■ **Problems to work on**
1: Summarize the conversation excerpt in two sentences.
2: Write out the conversation excerpt word for word between "Merlin: Yeah, you're" and "nobody reads books.", inclusive.

John: I forget what they called him.
John: Yuri.
John: No, no.
John: Avi Spetzel.
John: Anyway, this guy, they realized that his stomach contained five different kinds of millet and some shoe leather.
John: And they're like, shit, we should be eating shoe leather.
Interesting.
Merlin: Yeah, you're just a bunch of trained monkeys run by the electric system.
John: So I don't know where the line is, Merlin, between you and me advising people to think outside their box.
Merlin: Right.
John: And, you know, and the point at which somebody offers us a book deal to put all of our ideas into like a life system.
John: Oh, nobody reads books.
John: They should give us a YouTube contract.
John: At which point we would be obligated to start talking about this stuff like we really knew and we really had a book.
Merlin: Exactly right.
Merlin: And so here's one, I guess, meta point, though.
Merlin: If you think about it, everybody's got their reasons for everything.
Merlin: And it's funny how few things – this could be partly because of our kind of argumentative culture.
Merlin: It could be about identity politics.
Merlin: But it's kind of funny how few people are content to just shrug and go, you know, it's a thing I do.
Merlin: I like it.

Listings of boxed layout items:
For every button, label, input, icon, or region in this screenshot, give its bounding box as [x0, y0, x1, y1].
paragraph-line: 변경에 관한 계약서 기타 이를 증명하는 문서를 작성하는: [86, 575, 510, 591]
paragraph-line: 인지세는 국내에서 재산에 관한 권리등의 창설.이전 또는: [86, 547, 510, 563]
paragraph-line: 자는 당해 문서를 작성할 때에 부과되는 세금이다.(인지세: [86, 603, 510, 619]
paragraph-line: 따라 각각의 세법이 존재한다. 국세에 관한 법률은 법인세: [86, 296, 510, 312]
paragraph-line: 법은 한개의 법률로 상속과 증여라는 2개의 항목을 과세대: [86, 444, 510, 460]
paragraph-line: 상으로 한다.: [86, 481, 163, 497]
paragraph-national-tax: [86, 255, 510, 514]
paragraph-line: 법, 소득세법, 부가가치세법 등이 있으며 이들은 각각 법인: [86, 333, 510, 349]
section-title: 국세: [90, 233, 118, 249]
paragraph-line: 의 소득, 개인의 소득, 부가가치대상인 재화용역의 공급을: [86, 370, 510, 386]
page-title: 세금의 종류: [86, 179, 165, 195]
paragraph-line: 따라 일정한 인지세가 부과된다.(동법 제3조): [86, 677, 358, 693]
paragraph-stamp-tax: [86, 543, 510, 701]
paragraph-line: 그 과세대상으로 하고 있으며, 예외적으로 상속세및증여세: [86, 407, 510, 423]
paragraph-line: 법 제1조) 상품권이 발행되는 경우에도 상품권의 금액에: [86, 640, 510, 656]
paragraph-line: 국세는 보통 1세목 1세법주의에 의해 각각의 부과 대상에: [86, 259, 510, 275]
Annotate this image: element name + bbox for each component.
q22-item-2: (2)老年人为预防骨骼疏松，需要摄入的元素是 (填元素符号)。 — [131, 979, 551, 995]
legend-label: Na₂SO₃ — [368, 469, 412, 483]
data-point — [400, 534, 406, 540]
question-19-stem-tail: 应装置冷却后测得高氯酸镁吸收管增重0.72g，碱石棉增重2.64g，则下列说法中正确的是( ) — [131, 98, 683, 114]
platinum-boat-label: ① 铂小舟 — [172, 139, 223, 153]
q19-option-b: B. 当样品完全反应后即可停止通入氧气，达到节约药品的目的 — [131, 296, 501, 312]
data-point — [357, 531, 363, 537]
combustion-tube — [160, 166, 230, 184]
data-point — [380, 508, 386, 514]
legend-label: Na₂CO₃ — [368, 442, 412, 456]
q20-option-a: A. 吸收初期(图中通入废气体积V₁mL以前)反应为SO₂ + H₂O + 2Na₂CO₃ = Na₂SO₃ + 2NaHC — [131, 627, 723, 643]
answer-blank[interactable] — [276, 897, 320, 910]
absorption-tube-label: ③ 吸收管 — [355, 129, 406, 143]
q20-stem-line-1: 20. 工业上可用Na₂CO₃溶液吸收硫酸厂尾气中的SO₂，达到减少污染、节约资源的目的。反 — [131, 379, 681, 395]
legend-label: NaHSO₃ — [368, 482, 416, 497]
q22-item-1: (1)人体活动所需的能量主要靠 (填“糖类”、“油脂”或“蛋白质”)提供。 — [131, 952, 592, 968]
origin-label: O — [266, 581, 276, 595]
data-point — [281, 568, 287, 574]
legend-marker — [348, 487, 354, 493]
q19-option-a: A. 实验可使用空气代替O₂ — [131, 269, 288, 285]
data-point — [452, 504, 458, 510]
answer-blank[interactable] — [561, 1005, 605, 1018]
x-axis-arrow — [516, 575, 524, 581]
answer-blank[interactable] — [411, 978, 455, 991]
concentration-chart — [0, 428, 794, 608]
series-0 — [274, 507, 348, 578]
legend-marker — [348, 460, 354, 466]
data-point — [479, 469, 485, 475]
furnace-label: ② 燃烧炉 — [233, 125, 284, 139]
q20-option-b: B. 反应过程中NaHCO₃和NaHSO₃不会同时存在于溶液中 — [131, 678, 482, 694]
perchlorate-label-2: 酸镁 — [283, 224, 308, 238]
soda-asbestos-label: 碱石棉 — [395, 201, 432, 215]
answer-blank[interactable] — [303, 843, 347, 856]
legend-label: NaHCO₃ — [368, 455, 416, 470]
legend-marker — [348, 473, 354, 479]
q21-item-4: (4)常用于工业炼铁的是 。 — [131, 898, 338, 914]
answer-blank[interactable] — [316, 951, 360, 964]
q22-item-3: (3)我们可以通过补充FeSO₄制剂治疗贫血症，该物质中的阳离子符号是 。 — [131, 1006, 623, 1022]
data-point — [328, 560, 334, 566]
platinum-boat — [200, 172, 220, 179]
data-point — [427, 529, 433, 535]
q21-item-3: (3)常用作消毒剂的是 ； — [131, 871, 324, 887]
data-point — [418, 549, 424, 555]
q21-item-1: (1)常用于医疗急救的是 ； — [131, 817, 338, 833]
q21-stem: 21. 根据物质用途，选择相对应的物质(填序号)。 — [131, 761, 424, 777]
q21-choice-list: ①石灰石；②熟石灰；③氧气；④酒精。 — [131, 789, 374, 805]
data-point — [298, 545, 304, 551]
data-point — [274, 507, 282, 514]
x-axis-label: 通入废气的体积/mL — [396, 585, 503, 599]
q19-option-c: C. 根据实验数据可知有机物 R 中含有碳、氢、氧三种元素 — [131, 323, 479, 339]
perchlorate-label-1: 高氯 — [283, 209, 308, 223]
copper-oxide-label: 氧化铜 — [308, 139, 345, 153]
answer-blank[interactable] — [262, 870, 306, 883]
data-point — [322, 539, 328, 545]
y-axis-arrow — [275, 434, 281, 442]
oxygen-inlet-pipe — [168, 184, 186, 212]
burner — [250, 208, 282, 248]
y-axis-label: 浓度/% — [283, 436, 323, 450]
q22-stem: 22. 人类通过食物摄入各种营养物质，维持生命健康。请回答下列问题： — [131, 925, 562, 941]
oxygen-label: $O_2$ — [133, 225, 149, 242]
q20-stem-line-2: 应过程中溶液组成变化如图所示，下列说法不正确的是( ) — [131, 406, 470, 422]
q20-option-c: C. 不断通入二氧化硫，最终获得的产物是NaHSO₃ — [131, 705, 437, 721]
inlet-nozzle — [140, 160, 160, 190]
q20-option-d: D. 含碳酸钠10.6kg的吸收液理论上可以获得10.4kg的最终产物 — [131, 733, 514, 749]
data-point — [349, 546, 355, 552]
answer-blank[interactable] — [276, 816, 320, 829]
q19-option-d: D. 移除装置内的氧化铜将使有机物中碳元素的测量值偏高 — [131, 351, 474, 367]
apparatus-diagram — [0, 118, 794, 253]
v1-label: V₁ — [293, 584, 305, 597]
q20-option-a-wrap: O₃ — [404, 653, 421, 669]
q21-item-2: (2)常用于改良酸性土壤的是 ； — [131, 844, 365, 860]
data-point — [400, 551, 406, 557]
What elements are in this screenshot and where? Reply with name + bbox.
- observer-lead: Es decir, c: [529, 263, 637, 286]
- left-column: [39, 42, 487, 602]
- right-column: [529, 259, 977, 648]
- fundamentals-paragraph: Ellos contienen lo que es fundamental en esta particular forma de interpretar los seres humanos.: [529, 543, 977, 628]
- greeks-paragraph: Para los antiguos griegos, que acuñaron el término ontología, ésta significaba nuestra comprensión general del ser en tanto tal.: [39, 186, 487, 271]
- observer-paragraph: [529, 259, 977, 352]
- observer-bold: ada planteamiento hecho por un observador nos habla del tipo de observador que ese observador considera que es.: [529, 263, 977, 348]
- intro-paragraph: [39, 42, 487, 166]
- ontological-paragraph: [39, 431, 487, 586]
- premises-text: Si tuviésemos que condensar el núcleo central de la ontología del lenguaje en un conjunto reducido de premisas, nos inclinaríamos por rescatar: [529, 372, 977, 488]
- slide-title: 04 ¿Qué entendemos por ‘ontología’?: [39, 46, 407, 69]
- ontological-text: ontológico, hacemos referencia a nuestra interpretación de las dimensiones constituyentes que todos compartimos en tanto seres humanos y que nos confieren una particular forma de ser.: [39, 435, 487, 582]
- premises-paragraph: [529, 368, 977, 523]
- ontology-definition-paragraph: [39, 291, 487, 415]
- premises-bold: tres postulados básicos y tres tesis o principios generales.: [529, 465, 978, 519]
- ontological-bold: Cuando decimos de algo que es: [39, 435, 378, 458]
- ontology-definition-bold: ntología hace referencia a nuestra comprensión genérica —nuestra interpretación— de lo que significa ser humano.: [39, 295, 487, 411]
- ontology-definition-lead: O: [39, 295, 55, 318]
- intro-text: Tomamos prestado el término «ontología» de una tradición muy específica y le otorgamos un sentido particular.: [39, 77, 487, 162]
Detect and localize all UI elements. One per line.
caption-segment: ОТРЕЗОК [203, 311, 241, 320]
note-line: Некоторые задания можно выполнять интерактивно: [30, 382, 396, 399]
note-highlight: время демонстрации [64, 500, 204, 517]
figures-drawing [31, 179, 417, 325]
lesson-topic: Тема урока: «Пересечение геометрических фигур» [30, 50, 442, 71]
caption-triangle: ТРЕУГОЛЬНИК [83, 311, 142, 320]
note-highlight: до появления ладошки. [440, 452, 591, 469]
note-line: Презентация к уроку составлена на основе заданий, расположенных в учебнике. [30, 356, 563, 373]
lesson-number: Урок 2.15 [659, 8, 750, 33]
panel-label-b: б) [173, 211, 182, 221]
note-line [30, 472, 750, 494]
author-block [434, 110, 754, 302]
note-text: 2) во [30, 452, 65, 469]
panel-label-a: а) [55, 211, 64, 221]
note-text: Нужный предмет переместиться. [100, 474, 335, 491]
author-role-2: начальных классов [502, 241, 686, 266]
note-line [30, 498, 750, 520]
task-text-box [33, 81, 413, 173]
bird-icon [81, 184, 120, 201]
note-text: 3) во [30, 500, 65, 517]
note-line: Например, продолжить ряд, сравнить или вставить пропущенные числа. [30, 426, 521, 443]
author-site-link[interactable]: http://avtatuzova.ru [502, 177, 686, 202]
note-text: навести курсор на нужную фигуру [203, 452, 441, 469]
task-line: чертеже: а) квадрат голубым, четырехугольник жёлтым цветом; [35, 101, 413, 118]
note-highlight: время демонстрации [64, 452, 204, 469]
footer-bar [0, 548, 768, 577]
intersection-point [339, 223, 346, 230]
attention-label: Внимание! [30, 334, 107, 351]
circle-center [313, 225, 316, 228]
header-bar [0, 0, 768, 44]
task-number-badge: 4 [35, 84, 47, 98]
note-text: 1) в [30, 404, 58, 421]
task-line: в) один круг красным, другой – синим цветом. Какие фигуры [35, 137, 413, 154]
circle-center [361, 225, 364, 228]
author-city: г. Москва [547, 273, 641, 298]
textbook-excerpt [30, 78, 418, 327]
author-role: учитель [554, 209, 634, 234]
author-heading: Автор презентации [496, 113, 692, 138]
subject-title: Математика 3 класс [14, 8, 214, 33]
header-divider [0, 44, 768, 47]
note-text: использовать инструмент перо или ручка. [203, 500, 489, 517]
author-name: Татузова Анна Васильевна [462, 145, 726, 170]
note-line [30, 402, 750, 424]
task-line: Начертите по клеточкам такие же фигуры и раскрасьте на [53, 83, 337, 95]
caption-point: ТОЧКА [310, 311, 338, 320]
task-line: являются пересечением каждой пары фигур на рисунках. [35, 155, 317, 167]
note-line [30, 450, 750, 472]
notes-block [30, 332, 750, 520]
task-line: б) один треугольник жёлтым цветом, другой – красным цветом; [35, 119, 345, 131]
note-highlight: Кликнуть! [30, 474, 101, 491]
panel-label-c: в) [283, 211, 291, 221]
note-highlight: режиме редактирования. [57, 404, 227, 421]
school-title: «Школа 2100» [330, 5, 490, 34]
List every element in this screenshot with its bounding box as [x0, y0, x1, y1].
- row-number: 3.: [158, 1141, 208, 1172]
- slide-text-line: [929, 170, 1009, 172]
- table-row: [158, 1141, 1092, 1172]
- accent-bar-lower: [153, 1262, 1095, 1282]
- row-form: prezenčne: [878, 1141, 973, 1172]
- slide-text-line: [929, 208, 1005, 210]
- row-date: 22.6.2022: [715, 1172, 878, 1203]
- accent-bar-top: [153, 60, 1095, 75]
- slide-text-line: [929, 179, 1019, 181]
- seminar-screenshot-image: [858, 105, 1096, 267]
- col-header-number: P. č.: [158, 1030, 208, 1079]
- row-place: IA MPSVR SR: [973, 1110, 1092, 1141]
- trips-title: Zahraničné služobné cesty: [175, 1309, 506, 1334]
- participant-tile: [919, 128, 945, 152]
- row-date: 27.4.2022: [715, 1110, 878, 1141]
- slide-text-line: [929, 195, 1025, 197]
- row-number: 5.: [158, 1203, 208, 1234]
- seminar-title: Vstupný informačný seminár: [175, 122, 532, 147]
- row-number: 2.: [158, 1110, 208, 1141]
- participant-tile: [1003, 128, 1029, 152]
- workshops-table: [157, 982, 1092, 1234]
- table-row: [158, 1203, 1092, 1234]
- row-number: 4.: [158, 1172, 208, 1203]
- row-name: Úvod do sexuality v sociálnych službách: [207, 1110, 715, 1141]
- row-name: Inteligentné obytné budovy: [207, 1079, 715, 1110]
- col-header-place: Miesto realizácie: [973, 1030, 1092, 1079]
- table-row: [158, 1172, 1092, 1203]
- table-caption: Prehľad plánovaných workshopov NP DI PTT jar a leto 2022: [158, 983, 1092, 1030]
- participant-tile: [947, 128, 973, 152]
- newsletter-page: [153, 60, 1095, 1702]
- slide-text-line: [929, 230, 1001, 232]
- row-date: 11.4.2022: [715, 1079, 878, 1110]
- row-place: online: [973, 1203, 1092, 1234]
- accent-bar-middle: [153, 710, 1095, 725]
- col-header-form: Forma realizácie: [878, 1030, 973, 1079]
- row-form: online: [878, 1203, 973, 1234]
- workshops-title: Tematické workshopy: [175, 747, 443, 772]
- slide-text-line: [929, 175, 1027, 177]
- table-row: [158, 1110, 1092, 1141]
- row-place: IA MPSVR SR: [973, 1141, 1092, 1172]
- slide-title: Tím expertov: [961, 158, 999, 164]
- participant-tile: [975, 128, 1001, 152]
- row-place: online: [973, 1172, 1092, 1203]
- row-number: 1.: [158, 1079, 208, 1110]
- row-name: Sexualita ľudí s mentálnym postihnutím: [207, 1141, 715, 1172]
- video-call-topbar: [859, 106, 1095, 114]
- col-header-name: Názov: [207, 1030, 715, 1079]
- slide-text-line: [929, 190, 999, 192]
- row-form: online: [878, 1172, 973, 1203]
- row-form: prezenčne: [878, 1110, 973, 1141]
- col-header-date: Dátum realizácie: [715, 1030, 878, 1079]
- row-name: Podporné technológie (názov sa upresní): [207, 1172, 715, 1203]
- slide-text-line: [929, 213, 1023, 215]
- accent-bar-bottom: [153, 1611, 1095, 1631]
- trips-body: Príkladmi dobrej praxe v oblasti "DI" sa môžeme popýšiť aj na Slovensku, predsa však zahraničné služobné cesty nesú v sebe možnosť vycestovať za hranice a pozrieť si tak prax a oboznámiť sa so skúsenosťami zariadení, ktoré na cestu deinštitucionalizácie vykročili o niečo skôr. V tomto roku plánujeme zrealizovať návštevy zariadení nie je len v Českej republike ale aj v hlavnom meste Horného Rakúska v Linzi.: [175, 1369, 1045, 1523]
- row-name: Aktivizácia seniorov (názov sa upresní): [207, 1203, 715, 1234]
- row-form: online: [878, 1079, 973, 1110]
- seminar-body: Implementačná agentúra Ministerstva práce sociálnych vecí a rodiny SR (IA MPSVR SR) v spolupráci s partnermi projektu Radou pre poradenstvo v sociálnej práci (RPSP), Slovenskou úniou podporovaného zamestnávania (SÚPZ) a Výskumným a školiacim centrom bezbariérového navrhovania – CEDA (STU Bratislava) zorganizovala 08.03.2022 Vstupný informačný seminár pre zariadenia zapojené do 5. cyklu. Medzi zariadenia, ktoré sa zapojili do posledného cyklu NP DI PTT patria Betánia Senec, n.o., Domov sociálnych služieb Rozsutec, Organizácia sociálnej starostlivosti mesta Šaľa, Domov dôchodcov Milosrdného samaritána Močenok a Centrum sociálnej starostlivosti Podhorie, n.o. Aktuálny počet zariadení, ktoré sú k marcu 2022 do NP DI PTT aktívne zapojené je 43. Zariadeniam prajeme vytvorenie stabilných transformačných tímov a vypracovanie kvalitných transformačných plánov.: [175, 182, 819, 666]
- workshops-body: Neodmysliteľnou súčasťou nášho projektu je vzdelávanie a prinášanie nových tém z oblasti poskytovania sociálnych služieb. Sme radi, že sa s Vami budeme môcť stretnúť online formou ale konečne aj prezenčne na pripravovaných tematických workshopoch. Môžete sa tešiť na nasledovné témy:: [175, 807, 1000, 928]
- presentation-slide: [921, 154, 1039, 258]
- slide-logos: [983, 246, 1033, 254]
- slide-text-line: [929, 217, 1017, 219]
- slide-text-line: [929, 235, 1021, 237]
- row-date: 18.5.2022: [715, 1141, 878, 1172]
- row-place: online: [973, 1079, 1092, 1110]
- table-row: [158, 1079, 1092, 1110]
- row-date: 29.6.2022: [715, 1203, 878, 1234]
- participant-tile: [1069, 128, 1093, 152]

■ **Solution set**
1: John recounts that a man named Avi Spetzel was found to have five different kinds of millet and some shoe leather in his stomach. John then wonders where the line falls between advising people to think outside their box and being offered a book deal or YouTube contract that would oblige them to talk as if they really knew, while Merlin notes that everybody has reasons for everything, yet few people are content to shrug and say it's a thing they do and they like it.

2:
Merlin: Yeah, you're just a bunch of trained monkeys run by the electric system.
John: So I don't know where the line is, Merlin, between you and me advising people to think outside their box.
Merlin: Right.
John: And, you know, and the point at which somebody offers us a book deal to put all of our ideas into like a life system.
John: Oh, nobody reads books.